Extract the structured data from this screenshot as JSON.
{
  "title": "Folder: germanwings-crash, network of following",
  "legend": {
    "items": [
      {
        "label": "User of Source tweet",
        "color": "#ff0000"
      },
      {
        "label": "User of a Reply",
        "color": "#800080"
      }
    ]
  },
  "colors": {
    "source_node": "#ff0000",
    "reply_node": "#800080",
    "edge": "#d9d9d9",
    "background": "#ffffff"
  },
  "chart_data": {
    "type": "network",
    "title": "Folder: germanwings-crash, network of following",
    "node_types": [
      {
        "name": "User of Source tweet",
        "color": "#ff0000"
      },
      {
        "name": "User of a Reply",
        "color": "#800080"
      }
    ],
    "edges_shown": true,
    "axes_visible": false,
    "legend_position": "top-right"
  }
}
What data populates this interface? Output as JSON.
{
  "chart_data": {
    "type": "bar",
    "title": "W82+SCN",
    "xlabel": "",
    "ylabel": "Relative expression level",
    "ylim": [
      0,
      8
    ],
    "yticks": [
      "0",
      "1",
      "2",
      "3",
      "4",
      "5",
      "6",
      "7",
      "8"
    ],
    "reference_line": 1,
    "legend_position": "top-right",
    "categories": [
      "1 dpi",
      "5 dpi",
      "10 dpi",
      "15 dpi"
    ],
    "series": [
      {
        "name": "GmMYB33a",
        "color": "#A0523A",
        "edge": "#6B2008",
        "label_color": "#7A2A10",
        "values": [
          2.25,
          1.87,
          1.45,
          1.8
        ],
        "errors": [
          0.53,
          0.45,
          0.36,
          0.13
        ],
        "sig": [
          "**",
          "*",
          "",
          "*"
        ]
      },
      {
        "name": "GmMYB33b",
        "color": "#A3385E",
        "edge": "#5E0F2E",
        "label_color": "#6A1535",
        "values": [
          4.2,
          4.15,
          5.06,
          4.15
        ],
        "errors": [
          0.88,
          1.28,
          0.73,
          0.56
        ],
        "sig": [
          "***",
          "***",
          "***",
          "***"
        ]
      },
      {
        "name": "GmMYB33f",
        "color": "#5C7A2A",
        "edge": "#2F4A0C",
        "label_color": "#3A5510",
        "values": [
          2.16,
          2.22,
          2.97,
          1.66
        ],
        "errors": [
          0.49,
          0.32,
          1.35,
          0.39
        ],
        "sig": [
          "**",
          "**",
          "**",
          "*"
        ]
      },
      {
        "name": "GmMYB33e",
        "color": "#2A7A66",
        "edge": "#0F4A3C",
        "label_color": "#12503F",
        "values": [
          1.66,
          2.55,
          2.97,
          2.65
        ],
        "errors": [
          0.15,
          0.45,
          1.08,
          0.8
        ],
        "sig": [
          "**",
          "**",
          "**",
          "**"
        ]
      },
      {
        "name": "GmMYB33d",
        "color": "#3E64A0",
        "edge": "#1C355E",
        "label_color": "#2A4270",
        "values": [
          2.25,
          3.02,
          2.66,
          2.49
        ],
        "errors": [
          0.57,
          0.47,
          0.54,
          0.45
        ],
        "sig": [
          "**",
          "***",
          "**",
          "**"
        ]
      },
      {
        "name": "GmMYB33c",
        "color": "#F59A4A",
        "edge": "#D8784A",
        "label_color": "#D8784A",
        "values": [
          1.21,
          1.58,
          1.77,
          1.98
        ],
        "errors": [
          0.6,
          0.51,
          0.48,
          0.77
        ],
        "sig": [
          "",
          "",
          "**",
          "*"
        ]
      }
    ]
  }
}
○ ○ ○
* Stated goal: Generate an exact reproduction of all entries.

* Task solution:
Extract the structured data from this screenshot as JSON.
{
  "title": "Folder: germanwings-crash, network of following",
  "legend": {
    "items": [
      {
        "label": "User of Source tweet",
        "color": "#ff0000"
      },
      {
        "label": "User of a Reply",
        "color": "#800080"
      }
    ]
  },
  "colors": {
    "source_node": "#ff0000",
    "reply_node": "#800080",
    "edge": "#d9d9d9",
    "background": "#ffffff"
  },
  "chart_data": {
    "type": "network",
    "title": "Folder: germanwings-crash, network of following",
    "node_types": [
      {
        "name": "User of Source tweet",
        "color": "#ff0000"
      },
      {
        "name": "User of a Reply",
        "color": "#800080"
      }
    ],
    "edges_shown": true,
    "axes_visible": false,
    "legend_position": "top-right"
  }
}
What data populates this interface? Output as JSON.
{
  "chart_data": {
    "type": "bar",
    "title": "W82+SCN",
    "xlabel": "",
    "ylabel": "Relative expression level",
    "ylim": [
      0,
      8
    ],
    "yticks": [
      "0",
      "1",
      "2",
      "3",
      "4",
      "5",
      "6",
      "7",
      "8"
    ],
    "reference_line": 1,
    "legend_position": "top-right",
    "categories": [
      "1 dpi",
      "5 dpi",
      "10 dpi",
      "15 dpi"
    ],
    "series": [
      {
        "name": "GmMYB33a",
        "color": "#A0523A",
        "edge": "#6B2008",
        "label_color": "#7A2A10",
        "values": [
          2.25,
          1.87,
          1.45,
          1.8
        ],
        "errors": [
          0.53,
          0.45,
          0.36,
          0.13
        ],
        "sig": [
          "**",
          "*",
          "",
          "*"
        ]
      },
      {
        "name": "GmMYB33b",
        "color": "#A3385E",
        "edge": "#5E0F2E",
        "label_color": "#6A1535",
        "values": [
          4.2,
          4.15,
          5.06,
          4.15
        ],
        "errors": [
          0.88,
          1.28,
          0.73,
          0.56
        ],
        "sig": [
          "***",
          "***",
          "***",
          "***"
        ]
      },
      {
        "name": "GmMYB33f",
        "color": "#5C7A2A",
        "edge": "#2F4A0C",
        "label_color": "#3A5510",
        "values": [
          2.16,
          2.22,
          2.97,
          1.66
        ],
        "errors": [
          0.49,
          0.32,
          1.35,
          0.39
        ],
        "sig": [
          "**",
          "**",
          "**",
          "*"
        ]
      },
      {
        "name": "GmMYB33e",
        "color": "#2A7A66",
        "edge": "#0F4A3C",
        "label_color": "#12503F",
        "values": [
          1.66,
          2.55,
          2.97,
          2.65
        ],
        "errors": [
          0.15,
          0.45,
          1.08,
          0.8
        ],
        "sig": [
          "**",
          "**",
          "**",
          "**"
        ]
      },
      {
        "name": "GmMYB33d",
        "color": "#3E64A0",
        "edge": "#1C355E",
        "label_color": "#2A4270",
        "values": [
          2.25,
          3.02,
          2.66,
          2.49
        ],
        "errors": [
          0.57,
          0.47,
          0.54,
          0.45
        ],
        "sig": [
          "**",
          "***",
          "**",
          "**"
        ]
      },
      {
        "name": "GmMYB33c",
        "color": "#F59A4A",
        "edge": "#D8784A",
        "label_color": "#D8784A",
        "values": [
          1.21,
          1.58,
          1.77,
          1.98
        ],
        "errors": [
          0.6,
          0.51,
          0.48,
          0.77
        ],
        "sig": [
          "",
          "",
          "**",
          "*"
        ]
      }
    ]
  }
}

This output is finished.